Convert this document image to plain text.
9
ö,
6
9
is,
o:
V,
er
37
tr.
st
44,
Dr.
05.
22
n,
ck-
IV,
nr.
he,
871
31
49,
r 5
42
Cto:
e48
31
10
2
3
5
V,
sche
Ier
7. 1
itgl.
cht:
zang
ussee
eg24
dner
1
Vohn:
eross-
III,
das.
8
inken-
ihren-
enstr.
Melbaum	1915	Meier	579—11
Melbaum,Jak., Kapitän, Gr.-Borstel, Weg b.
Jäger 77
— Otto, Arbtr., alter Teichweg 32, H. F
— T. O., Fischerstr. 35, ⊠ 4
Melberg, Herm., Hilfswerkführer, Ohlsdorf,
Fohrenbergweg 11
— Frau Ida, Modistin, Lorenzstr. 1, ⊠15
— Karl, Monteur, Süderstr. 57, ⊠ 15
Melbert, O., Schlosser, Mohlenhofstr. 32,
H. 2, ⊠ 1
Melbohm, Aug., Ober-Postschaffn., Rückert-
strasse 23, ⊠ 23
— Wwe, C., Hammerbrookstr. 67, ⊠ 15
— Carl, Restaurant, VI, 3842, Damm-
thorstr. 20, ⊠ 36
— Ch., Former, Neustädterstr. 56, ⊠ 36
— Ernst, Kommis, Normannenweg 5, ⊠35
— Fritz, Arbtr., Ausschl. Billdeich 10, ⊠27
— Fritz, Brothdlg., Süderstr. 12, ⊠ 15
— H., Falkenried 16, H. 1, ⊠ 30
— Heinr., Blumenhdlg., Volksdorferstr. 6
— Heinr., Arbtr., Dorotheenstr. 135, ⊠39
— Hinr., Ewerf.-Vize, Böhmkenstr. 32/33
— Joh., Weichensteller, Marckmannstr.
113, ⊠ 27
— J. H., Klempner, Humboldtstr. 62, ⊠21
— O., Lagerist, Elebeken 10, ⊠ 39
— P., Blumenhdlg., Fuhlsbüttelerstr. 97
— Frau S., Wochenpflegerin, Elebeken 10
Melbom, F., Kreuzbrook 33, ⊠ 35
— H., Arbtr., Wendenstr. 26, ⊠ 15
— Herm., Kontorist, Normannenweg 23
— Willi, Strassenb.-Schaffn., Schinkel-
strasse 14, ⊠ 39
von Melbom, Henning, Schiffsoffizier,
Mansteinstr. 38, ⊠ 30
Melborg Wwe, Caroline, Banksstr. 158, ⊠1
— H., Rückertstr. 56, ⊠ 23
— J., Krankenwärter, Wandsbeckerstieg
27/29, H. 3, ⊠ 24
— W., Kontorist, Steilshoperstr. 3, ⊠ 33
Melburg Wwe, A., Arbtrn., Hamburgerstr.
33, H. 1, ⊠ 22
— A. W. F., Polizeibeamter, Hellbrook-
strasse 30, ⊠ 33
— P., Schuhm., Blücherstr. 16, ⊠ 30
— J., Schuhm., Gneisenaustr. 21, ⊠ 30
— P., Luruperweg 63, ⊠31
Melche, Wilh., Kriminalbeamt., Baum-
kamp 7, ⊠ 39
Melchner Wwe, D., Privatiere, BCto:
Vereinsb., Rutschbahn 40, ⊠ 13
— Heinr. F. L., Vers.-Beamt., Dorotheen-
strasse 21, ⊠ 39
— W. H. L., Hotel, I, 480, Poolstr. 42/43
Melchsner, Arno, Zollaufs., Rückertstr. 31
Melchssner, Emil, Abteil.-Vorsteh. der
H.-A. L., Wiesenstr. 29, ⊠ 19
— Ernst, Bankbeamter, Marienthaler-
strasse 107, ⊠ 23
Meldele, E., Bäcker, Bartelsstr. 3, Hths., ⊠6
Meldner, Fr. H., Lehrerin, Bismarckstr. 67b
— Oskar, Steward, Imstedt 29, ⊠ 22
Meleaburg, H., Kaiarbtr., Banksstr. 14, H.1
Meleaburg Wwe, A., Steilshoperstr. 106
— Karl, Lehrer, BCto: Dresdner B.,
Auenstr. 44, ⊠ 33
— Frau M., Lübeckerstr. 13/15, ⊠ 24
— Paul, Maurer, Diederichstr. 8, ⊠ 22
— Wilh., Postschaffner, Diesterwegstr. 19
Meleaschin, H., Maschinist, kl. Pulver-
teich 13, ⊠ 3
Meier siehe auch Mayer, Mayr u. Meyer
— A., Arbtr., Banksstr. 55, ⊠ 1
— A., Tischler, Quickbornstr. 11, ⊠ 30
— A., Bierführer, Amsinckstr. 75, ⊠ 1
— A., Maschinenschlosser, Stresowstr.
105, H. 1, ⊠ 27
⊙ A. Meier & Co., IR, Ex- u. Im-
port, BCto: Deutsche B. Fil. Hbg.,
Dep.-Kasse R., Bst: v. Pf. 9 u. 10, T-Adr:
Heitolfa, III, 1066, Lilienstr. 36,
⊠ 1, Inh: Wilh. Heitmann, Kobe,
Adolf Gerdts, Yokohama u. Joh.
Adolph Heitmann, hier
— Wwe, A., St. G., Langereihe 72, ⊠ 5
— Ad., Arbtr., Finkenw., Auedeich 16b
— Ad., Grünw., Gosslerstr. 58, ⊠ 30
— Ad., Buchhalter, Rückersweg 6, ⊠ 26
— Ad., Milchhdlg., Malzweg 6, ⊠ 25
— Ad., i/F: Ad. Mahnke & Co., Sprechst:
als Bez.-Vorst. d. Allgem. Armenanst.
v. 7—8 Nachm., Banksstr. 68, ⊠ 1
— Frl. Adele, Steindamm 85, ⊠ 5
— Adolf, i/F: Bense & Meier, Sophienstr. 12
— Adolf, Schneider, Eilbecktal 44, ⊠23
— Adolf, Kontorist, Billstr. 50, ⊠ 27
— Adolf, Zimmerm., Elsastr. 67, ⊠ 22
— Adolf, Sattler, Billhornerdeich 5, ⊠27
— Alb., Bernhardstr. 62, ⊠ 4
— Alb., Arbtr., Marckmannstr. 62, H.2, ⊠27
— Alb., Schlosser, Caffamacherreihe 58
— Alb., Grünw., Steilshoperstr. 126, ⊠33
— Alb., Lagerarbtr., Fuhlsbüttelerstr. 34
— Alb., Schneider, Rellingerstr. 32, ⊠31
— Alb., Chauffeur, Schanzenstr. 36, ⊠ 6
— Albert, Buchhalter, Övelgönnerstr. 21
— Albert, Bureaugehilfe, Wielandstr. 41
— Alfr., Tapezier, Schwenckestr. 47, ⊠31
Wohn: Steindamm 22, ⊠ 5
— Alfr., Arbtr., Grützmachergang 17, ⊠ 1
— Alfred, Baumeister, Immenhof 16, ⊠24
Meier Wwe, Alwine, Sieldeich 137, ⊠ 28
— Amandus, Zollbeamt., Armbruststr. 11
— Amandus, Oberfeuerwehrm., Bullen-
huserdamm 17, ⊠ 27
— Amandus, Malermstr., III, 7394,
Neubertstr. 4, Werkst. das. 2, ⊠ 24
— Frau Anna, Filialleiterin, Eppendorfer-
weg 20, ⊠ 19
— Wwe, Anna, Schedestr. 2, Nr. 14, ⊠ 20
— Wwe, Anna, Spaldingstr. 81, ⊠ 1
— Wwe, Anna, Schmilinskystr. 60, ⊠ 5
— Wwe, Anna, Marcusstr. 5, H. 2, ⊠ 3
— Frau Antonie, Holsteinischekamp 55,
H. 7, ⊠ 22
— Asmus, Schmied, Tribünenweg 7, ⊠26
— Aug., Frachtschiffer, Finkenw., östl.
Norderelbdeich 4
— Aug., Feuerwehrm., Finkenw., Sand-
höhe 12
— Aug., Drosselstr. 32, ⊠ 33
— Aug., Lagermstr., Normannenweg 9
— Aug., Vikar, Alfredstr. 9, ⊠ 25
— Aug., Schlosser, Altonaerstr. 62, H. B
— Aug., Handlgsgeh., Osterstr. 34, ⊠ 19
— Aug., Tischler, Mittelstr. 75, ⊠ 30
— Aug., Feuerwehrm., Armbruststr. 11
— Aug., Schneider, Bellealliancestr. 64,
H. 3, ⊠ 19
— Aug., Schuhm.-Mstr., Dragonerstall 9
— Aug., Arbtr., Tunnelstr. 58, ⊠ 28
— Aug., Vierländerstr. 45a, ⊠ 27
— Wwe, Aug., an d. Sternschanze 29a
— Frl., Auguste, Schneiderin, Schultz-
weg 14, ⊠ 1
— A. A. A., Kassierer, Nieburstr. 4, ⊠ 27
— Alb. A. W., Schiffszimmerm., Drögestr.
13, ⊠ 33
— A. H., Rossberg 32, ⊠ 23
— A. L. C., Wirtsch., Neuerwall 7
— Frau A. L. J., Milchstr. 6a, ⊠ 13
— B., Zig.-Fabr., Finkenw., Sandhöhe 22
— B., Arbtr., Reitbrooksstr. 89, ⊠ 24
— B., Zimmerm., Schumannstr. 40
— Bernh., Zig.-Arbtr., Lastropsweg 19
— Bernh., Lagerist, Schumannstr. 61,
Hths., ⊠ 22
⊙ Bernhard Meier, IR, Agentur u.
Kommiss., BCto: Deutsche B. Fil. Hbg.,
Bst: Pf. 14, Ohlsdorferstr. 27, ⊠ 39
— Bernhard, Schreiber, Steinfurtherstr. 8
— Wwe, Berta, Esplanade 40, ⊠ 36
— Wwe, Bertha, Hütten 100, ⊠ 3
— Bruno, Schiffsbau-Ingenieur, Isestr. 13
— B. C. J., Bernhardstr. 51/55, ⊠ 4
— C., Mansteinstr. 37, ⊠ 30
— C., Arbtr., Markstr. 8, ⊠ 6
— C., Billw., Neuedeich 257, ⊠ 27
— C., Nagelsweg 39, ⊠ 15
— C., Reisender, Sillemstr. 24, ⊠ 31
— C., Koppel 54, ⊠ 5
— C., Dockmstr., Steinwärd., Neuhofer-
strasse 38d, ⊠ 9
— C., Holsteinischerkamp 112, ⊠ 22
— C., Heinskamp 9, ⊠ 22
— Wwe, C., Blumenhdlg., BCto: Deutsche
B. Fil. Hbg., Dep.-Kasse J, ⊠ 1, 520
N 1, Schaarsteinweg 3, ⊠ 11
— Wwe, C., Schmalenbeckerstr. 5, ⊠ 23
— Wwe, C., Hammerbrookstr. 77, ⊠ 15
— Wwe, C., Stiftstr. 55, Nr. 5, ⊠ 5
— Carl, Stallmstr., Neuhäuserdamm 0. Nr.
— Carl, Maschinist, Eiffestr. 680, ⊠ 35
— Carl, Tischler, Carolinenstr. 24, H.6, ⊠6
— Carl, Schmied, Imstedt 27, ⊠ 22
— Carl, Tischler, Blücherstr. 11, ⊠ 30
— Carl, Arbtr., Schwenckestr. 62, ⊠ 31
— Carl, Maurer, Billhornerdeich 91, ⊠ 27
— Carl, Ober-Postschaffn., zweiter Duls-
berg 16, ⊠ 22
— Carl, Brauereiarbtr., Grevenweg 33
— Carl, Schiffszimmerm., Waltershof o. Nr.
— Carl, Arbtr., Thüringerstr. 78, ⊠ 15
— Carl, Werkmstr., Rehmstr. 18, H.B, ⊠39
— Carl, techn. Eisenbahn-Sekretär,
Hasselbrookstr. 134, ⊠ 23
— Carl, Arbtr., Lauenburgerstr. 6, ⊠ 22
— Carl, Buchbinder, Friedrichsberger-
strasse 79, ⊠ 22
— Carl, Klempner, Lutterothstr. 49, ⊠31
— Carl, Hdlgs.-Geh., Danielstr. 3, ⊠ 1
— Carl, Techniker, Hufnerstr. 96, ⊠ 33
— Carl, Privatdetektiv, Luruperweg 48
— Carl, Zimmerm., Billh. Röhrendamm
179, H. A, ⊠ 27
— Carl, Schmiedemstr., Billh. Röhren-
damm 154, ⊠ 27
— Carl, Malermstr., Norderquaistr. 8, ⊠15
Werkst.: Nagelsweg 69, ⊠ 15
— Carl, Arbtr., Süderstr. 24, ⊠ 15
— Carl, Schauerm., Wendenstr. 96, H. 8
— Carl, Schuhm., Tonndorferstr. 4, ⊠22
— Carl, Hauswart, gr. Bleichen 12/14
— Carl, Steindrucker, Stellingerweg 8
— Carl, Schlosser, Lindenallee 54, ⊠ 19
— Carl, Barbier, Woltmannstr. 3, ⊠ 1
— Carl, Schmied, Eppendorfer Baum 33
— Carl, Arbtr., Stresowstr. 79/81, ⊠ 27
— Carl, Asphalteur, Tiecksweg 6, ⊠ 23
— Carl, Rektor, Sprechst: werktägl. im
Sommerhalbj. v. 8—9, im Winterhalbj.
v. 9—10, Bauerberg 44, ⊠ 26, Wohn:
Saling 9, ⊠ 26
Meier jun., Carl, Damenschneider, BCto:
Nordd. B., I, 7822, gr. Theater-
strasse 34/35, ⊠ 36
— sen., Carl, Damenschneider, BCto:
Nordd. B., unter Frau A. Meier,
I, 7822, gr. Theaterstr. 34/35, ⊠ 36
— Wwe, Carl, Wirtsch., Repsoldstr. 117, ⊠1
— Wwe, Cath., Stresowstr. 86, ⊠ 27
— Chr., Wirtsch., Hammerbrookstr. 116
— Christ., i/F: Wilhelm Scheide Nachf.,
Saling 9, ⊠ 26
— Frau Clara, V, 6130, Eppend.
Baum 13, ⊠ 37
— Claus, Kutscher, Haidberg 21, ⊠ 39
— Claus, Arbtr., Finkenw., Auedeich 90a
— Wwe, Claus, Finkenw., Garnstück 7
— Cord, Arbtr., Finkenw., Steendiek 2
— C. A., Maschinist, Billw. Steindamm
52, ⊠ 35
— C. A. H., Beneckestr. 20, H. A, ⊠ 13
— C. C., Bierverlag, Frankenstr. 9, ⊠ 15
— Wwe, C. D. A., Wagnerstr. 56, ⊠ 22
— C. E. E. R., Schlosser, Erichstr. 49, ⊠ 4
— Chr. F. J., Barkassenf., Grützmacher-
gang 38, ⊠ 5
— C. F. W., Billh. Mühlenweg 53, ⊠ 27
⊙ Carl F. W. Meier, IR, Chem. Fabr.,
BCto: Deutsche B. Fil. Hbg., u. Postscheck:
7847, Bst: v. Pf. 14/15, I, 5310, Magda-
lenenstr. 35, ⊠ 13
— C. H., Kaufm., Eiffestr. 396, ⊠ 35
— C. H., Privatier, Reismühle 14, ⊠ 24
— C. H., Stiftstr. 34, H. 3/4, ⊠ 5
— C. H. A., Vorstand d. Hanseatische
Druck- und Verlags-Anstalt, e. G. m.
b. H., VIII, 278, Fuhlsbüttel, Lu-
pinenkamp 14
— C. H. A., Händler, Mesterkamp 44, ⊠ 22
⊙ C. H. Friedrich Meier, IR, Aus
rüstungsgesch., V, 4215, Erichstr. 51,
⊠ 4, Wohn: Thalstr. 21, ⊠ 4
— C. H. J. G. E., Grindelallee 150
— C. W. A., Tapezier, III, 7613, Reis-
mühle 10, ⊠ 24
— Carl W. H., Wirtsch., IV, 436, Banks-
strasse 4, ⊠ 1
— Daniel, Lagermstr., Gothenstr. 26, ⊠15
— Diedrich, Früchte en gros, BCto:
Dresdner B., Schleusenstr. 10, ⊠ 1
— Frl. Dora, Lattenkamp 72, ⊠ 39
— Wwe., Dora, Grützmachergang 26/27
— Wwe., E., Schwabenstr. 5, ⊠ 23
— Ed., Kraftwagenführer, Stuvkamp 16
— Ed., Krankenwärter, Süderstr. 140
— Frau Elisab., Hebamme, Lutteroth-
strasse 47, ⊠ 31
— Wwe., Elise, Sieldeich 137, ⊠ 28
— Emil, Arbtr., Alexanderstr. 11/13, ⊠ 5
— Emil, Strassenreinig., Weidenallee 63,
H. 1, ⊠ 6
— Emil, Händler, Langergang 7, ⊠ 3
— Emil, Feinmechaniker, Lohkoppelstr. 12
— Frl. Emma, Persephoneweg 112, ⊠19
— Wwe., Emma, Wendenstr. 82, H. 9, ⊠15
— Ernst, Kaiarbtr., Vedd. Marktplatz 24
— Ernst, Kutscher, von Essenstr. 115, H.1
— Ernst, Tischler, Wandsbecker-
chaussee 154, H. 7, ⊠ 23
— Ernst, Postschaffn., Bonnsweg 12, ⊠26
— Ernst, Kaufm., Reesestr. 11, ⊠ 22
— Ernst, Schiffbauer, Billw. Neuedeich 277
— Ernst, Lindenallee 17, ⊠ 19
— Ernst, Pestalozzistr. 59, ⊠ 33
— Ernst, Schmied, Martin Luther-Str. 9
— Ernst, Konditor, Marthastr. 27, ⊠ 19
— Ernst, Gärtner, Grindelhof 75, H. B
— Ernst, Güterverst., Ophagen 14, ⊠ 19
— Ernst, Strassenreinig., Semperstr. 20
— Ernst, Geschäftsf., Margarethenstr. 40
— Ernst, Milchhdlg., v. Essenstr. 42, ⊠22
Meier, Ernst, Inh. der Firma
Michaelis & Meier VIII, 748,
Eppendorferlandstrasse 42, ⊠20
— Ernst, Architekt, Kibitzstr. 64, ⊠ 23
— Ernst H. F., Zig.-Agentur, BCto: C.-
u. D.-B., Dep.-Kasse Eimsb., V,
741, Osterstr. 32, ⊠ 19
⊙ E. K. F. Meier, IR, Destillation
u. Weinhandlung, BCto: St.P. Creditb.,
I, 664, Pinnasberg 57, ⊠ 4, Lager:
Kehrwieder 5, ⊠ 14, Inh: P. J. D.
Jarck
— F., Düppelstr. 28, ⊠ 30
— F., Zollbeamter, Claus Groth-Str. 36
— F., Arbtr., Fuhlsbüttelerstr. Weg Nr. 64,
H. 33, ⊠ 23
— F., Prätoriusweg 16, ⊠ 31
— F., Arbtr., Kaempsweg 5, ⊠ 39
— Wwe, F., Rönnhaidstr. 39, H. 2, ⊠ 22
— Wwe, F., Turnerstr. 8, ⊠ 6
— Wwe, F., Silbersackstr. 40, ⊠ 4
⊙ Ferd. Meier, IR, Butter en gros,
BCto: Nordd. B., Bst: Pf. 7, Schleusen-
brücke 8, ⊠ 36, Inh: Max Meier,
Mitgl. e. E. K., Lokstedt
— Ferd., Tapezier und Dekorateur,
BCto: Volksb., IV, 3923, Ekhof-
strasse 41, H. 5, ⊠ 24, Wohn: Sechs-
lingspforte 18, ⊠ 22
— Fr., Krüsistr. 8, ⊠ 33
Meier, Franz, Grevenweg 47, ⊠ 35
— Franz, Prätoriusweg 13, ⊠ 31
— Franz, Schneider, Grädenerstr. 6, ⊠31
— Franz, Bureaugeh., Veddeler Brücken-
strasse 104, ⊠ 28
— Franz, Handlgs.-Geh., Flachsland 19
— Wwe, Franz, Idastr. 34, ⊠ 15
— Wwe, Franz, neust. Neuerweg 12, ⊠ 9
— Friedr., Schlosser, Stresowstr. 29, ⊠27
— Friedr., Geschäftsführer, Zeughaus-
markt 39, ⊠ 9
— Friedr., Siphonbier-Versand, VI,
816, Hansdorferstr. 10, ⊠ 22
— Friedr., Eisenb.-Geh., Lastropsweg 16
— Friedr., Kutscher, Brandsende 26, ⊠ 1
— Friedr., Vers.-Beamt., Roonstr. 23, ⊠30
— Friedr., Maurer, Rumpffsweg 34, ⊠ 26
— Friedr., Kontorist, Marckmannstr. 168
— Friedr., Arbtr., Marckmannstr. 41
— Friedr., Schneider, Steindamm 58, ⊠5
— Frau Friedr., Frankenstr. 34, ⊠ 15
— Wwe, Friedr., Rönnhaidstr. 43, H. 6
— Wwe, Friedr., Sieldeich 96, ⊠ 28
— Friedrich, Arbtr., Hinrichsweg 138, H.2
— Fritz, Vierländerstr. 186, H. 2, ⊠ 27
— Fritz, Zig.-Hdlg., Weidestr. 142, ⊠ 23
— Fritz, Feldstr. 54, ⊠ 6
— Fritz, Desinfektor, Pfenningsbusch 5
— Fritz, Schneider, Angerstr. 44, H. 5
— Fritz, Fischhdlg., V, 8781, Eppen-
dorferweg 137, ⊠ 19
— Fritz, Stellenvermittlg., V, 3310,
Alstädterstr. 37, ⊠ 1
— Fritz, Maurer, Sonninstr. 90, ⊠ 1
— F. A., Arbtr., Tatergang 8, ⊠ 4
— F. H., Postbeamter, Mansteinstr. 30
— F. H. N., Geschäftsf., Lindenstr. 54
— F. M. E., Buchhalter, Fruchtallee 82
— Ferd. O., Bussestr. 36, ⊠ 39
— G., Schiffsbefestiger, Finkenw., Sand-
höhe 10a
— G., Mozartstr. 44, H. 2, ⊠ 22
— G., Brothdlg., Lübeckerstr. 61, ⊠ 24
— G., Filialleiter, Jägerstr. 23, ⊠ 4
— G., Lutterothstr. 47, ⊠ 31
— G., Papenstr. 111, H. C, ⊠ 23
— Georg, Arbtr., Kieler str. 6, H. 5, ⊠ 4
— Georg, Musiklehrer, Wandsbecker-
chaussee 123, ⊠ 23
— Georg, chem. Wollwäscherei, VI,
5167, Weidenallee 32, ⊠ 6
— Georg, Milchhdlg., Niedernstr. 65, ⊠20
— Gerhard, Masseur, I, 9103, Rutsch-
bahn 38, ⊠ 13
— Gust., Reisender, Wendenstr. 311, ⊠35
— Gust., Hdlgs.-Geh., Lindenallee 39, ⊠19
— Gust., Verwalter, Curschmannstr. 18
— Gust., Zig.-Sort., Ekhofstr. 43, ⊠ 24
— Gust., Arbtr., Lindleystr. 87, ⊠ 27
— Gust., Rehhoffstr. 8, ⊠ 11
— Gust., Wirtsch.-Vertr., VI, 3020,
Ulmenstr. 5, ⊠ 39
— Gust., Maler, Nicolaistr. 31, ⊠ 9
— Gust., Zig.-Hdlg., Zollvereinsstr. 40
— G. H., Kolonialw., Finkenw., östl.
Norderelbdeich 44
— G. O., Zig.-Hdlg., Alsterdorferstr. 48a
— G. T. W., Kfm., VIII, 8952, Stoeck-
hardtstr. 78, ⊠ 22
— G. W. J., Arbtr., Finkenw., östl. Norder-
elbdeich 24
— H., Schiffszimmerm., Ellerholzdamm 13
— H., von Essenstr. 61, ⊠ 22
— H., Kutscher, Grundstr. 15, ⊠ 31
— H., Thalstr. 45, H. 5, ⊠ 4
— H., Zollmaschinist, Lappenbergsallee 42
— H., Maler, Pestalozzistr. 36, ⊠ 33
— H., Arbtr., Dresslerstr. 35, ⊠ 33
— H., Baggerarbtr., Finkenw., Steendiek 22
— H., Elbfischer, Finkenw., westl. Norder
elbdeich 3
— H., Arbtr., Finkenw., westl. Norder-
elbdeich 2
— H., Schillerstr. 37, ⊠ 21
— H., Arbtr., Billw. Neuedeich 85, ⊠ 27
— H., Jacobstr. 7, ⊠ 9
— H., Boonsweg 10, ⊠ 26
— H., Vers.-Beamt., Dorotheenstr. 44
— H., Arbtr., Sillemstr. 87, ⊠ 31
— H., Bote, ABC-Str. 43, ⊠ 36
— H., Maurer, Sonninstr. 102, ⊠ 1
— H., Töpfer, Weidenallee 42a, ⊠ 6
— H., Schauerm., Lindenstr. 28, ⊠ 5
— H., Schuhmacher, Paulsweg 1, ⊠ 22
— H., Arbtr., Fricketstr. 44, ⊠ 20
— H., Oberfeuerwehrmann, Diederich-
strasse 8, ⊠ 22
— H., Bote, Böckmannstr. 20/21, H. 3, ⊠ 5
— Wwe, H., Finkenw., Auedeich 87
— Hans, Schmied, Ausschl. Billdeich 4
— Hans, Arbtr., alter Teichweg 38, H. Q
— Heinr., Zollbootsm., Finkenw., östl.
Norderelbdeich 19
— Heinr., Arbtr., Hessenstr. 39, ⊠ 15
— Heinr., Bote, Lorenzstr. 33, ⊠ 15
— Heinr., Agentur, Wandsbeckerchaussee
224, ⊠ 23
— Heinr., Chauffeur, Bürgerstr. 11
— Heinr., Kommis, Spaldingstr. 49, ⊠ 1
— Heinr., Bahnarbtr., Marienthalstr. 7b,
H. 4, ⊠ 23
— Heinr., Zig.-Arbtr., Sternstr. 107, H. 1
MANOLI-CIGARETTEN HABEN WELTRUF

_ _ _ _ _ _ _

* [Short exercise]
Copy out every line from the material above in which the word "Melbaum" appears.

* [Written solution]
Melbaum	1915	Meier	579—11
Melbaum,Jak., Kapitän, Gr.-Borstel, Weg b.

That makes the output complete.